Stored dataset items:
□ □ □ □ □
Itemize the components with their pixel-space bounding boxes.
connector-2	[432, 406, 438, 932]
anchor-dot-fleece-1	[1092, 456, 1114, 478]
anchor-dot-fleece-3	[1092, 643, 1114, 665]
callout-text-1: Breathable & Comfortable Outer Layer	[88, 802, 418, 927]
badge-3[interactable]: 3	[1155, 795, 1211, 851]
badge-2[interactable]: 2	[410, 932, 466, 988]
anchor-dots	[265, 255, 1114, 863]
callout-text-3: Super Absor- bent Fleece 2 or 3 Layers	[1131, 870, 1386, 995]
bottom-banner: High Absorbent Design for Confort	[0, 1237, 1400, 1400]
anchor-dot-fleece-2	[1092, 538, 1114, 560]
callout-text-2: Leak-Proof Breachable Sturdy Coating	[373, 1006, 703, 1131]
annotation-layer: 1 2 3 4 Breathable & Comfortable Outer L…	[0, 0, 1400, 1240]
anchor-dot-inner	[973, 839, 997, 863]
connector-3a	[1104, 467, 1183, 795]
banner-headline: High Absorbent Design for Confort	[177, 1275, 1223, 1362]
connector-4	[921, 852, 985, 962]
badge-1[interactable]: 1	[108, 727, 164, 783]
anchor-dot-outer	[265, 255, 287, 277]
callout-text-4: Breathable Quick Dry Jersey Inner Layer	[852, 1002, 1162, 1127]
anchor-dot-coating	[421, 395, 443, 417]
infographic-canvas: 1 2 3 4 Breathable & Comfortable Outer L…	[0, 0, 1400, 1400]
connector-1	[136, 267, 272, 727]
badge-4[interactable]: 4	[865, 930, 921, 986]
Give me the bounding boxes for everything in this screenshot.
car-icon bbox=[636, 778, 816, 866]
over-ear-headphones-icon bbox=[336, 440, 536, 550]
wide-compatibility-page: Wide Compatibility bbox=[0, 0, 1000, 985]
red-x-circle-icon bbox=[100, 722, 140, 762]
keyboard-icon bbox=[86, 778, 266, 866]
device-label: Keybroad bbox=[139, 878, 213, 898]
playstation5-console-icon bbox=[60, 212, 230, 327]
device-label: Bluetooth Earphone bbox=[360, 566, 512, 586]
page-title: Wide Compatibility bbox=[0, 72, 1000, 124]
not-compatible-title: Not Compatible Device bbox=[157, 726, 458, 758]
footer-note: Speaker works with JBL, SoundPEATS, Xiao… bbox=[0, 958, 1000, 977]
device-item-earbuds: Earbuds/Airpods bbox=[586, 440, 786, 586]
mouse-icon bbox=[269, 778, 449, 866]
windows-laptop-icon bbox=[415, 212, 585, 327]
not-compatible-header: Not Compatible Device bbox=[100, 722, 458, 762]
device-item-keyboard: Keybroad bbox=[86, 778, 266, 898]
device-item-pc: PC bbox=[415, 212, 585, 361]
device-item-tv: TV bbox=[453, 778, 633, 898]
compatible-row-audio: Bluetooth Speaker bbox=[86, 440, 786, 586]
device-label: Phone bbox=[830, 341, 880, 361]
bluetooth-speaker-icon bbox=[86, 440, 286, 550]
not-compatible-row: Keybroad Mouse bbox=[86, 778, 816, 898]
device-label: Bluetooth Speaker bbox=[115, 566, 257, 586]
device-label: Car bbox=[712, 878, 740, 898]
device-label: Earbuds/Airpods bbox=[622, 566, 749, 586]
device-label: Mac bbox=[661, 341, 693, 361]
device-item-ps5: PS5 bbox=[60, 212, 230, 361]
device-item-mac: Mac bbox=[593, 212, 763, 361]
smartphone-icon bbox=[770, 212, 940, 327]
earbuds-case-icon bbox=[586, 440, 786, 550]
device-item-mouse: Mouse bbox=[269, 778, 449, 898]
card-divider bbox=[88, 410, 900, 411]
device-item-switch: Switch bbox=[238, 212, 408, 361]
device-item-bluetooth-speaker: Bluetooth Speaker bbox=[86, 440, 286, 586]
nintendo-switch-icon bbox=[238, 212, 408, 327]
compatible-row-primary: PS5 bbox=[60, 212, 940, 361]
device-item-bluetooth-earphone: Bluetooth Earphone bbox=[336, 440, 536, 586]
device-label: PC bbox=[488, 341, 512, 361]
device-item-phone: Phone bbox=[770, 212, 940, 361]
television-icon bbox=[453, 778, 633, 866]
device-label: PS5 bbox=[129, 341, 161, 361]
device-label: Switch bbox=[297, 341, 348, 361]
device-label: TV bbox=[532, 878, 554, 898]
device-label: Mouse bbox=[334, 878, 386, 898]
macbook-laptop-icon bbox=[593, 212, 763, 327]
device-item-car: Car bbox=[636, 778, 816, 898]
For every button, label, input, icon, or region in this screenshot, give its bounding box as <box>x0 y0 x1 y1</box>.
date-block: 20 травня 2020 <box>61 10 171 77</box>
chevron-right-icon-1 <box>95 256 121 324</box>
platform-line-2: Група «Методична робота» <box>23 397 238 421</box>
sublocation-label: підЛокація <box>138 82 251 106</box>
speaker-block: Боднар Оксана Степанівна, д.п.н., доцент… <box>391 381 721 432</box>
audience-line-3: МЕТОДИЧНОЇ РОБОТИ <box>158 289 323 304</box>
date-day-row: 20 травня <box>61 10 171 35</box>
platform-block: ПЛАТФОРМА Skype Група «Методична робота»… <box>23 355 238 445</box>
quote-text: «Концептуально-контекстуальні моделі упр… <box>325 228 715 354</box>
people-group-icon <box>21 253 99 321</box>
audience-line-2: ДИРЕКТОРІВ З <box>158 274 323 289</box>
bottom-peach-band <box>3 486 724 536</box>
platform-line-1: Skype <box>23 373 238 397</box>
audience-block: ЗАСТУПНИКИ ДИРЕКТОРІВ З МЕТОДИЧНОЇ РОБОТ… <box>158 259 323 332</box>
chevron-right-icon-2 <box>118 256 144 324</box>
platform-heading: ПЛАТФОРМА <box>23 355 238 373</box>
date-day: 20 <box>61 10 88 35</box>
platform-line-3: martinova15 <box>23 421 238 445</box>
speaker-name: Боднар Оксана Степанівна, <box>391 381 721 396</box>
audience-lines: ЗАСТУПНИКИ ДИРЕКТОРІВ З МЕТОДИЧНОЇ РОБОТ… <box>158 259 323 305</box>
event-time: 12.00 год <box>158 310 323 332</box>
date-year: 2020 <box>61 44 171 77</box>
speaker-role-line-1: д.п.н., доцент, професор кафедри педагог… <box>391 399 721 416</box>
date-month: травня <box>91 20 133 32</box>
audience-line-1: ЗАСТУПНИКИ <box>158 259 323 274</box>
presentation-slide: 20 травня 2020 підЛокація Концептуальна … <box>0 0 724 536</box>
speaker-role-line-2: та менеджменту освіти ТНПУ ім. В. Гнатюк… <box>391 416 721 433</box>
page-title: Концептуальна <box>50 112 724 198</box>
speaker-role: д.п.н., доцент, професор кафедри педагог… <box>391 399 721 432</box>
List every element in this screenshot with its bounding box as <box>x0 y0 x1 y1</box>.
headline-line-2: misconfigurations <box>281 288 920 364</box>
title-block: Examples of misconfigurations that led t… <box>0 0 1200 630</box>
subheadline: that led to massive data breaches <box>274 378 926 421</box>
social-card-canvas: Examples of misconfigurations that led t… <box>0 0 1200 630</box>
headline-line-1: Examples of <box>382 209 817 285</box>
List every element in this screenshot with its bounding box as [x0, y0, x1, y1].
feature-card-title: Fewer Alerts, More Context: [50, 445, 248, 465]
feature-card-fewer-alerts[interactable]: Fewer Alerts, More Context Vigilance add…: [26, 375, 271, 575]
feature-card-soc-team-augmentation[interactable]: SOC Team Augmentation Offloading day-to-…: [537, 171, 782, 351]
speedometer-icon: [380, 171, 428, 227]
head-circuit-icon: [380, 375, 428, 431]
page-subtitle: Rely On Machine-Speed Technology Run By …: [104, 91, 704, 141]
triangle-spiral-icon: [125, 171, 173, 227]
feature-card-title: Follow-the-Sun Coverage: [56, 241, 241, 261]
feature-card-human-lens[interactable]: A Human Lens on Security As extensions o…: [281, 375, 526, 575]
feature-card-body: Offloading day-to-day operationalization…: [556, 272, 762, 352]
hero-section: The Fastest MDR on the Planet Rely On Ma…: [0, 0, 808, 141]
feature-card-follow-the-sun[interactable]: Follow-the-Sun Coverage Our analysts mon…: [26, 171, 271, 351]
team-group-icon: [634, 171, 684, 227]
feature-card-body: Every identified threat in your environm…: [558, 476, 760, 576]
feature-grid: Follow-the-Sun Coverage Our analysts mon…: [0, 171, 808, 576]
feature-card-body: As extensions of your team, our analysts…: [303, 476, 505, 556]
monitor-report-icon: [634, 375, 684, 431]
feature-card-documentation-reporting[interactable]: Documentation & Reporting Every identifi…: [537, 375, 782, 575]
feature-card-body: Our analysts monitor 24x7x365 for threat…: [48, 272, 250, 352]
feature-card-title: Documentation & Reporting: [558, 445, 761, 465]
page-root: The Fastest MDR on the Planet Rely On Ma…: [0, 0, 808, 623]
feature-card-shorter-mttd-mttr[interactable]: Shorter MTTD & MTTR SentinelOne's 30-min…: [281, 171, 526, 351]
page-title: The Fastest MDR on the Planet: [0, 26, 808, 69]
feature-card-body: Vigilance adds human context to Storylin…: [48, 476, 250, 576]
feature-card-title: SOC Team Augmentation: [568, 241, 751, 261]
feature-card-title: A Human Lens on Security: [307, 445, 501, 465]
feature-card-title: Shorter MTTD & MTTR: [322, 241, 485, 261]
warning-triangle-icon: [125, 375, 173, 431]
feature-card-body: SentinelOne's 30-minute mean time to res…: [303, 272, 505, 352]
□ □ □ □ □
## Task
Starting with the first line of the items and going on through the line with "infographic-canvas: 1 2", write those lines out again, swapping "badge" for "marker" and leaving everything else as it is.

## Task output
Itemize the components with their pixel-space bounding boxes.
connector-2	[432, 406, 438, 932]
anchor-dot-fleece-1	[1092, 456, 1114, 478]
anchor-dot-fleece-3	[1092, 643, 1114, 665]
callout-text-1: Breathable & Comfortable Outer Layer	[88, 802, 418, 927]
marker-3[interactable]: 3	[1155, 795, 1211, 851]
marker-2[interactable]: 2	[410, 932, 466, 988]
anchor-dots	[265, 255, 1114, 863]
callout-text-3: Super Absor- bent Fleece 2 or 3 Layers	[1131, 870, 1386, 995]
bottom-banner: High Absorbent Design for Confort	[0, 1237, 1400, 1400]
anchor-dot-fleece-2	[1092, 538, 1114, 560]
callout-text-2: Leak-Proof Breachable Sturdy Coating	[373, 1006, 703, 1131]
annotation-layer: 1 2 3 4 Breathable & Comfortable Outer L…	[0, 0, 1400, 1240]
anchor-dot-inner	[973, 839, 997, 863]
connector-3a	[1104, 467, 1183, 795]
banner-headline: High Absorbent Design for Confort	[177, 1275, 1223, 1362]
connector-4	[921, 852, 985, 962]
marker-1[interactable]: 1	[108, 727, 164, 783]
anchor-dot-outer	[265, 255, 287, 277]
callout-text-4: Breathable Quick Dry Jersey Inner Layer	[852, 1002, 1162, 1127]
anchor-dot-coating	[421, 395, 443, 417]
infographic-canvas: 1 2 3 4 Breathable & Comfortable Outer L…	[0, 0, 1400, 1400]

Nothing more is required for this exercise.